(Recorded data)
++++++

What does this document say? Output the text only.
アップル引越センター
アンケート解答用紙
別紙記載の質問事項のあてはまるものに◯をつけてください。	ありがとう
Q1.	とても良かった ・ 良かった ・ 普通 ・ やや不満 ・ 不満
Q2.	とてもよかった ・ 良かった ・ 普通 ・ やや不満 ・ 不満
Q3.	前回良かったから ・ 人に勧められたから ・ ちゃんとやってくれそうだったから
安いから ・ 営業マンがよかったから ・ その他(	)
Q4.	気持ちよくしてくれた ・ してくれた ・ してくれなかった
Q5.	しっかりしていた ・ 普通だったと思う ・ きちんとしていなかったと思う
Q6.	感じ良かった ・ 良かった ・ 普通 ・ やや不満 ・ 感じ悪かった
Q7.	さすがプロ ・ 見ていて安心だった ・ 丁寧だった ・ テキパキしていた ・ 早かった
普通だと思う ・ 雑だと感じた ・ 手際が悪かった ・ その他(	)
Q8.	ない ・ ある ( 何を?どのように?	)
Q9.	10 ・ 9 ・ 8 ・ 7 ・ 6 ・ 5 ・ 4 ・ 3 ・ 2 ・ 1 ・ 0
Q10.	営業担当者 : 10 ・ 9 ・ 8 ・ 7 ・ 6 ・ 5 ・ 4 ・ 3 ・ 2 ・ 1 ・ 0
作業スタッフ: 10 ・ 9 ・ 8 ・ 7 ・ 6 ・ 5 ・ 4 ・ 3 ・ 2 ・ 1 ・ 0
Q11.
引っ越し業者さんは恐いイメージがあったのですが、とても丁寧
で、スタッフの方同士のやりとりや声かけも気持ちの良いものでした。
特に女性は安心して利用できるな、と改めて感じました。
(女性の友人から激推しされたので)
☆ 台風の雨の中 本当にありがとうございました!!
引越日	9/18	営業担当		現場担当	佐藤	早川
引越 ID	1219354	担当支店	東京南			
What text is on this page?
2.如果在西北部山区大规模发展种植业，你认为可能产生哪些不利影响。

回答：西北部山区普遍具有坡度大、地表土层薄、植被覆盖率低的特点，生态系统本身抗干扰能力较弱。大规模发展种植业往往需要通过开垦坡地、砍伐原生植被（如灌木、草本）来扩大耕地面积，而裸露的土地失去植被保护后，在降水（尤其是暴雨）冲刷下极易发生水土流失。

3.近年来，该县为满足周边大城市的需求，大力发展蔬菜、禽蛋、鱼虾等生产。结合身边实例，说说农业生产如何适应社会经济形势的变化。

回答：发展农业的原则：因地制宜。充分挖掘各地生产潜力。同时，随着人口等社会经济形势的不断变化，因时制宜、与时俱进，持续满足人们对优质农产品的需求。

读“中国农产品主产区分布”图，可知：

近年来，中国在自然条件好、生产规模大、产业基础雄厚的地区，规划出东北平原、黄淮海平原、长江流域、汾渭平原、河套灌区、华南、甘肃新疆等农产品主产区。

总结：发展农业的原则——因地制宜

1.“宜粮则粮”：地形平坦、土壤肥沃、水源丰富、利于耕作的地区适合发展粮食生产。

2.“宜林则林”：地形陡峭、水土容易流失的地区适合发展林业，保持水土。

++++++

_Exercise instructions_
State how many lines of the records above contain "What", with no words besides the number.

_Task result_
2